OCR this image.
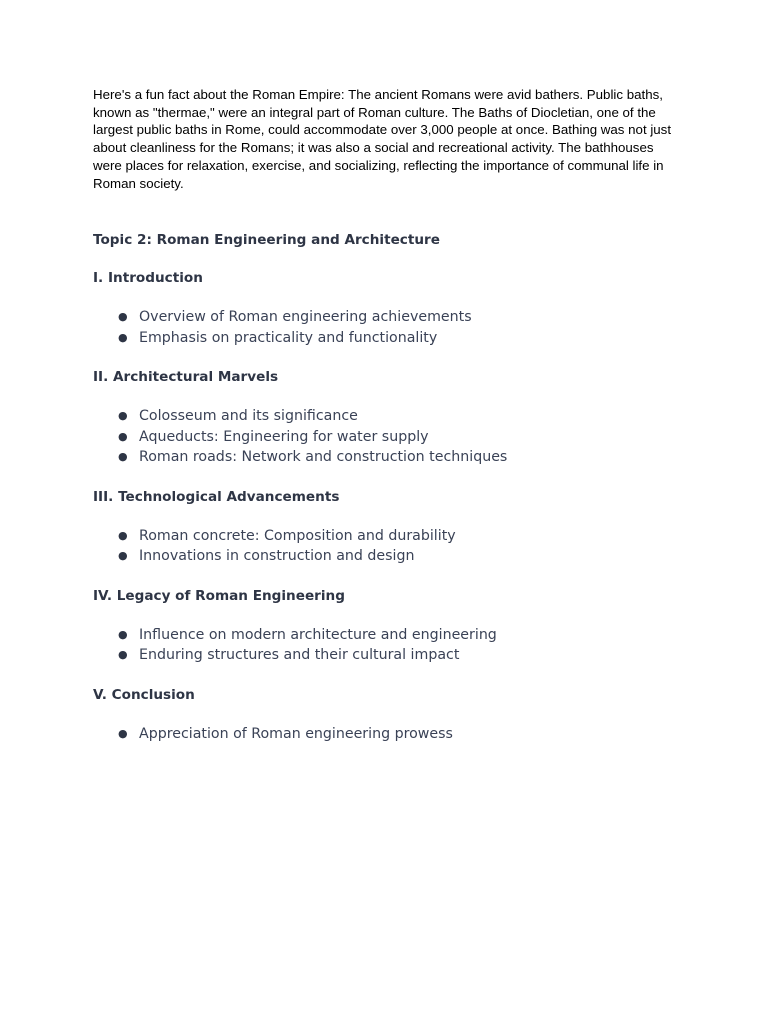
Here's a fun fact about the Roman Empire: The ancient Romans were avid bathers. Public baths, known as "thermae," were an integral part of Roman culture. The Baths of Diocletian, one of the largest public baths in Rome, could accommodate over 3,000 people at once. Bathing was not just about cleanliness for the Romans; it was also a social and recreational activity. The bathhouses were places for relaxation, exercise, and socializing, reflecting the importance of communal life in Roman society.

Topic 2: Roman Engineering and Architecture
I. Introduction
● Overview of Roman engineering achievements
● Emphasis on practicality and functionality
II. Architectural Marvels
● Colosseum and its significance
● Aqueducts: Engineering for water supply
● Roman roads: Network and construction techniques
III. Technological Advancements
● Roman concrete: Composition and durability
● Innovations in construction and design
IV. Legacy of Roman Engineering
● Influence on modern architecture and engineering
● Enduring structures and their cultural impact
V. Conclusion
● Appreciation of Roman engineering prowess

### [Objective]
Give an exact copy of the material, leaving out every picture.

### [Solution]
OCR this image.
Here's a fun fact about the Roman Empire: The ancient Romans were avid bathers. Public baths, known as "thermae," were an integral part of Roman culture. The Baths of Diocletian, one of the largest public baths in Rome, could accommodate over 3,000 people at once. Bathing was not just about cleanliness for the Romans; it was also a social and recreational activity. The bathhouses were places for relaxation, exercise, and socializing, reflecting the importance of communal life in Roman society.

Topic 2: Roman Engineering and Architecture
I. Introduction
● Overview of Roman engineering achievements
● Emphasis on practicality and functionality
II. Architectural Marvels
● Colosseum and its significance
● Aqueducts: Engineering for water supply
● Roman roads: Network and construction techniques
III. Technological Advancements
● Roman concrete: Composition and durability
● Innovations in construction and design
IV. Legacy of Roman Engineering
● Influence on modern architecture and engineering
● Enduring structures and their cultural impact
V. Conclusion
● Appreciation of Roman engineering prowess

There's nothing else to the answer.